• _What to produce_
Search the material for the string "Laterite", then return every line where it is found.

--- begin Provided records ---

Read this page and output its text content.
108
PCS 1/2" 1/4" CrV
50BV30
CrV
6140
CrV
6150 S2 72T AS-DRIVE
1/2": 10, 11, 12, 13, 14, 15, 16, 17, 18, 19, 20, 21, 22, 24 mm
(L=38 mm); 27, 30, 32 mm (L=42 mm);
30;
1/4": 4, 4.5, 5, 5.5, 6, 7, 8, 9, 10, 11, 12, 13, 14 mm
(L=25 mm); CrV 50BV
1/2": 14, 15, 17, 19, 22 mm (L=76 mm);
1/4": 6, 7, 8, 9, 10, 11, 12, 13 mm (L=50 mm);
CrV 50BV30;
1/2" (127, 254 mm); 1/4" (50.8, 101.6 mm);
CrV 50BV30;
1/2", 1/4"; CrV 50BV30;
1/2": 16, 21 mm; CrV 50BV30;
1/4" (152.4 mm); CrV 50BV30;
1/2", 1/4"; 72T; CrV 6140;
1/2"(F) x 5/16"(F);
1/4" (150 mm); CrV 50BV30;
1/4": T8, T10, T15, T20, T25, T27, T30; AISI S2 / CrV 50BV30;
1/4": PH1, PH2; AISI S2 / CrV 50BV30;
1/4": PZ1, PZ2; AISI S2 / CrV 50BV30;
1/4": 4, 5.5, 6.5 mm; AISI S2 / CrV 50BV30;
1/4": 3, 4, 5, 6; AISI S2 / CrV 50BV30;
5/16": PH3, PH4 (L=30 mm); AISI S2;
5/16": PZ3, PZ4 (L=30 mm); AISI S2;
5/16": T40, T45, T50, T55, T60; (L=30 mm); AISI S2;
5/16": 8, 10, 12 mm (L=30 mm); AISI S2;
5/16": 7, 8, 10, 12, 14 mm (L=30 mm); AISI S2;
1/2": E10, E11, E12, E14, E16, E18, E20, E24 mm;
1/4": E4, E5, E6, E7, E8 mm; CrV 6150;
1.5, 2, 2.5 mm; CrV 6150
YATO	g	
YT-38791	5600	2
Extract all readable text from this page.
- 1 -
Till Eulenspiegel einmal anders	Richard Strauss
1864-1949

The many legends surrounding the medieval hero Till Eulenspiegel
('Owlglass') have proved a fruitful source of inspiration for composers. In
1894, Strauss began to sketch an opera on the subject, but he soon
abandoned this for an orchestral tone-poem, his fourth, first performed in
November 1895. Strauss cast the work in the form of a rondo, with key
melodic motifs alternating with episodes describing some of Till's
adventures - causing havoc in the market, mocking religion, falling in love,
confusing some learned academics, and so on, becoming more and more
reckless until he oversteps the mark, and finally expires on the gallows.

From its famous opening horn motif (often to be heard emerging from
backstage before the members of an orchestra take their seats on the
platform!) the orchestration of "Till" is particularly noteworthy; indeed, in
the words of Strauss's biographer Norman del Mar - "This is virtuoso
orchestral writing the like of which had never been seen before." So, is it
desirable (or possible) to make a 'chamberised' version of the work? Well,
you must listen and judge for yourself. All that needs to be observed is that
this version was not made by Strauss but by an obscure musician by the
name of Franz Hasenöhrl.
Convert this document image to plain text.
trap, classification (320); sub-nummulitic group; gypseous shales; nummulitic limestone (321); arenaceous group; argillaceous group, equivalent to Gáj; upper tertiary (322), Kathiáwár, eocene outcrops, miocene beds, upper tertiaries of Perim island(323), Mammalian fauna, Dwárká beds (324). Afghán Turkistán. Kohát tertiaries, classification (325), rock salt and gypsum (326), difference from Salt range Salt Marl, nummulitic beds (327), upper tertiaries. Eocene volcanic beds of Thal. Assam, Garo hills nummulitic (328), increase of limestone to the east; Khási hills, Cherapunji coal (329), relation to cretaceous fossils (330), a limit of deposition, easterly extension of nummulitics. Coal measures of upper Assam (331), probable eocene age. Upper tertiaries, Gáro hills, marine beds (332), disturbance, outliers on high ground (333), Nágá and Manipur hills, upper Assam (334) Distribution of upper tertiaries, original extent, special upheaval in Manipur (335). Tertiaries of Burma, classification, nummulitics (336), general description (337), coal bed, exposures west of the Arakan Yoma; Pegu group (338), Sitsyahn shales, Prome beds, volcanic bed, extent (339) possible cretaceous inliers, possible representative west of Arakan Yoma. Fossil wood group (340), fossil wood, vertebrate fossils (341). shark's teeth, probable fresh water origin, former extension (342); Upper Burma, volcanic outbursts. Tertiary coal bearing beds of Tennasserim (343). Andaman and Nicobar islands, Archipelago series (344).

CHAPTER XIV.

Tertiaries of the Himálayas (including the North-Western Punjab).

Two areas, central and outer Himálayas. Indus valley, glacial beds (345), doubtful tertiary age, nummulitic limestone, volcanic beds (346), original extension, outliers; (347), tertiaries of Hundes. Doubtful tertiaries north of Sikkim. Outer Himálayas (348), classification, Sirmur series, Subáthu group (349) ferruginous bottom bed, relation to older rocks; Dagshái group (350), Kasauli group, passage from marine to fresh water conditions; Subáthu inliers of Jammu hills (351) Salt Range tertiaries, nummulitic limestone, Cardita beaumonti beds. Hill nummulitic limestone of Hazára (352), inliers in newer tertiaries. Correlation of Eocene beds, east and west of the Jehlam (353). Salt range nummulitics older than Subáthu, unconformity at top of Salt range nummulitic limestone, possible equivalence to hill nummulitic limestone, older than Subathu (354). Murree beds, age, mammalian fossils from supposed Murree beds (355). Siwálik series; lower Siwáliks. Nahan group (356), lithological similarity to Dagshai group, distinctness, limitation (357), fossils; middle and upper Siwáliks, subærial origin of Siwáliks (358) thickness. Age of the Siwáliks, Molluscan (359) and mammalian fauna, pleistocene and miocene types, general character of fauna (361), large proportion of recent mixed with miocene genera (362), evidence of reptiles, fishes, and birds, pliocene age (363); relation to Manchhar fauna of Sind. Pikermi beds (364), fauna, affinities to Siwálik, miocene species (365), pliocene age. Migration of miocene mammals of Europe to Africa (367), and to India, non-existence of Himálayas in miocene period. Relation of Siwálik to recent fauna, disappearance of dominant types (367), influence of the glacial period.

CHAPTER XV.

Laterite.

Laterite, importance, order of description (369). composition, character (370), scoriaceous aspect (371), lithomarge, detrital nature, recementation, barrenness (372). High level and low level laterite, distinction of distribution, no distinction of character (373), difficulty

--- end Provided records ---

• _Task solution_
Laterite.
Laterite, importance, order of description (369). composition, character (370), scoriaceous aspect (371), lithomarge, detrital nature, recementation, barrenness (372). High level and low level laterite, distinction of distribution, no distinction of character (373), difficulty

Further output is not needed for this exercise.